» Aim: Using the data below, gather each line that includes the word "Link".

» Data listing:
## Begin

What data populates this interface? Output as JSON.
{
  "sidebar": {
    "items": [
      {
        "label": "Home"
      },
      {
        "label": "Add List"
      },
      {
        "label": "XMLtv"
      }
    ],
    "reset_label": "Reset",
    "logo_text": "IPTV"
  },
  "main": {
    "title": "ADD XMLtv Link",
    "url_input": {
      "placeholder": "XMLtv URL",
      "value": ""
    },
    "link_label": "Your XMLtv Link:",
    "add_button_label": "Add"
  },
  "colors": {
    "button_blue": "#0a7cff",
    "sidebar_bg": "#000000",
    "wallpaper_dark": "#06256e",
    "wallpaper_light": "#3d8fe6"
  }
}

## End

» Answer:
    "title": "ADD XMLtv Link",
    "link_label": "Your XMLtv Link:",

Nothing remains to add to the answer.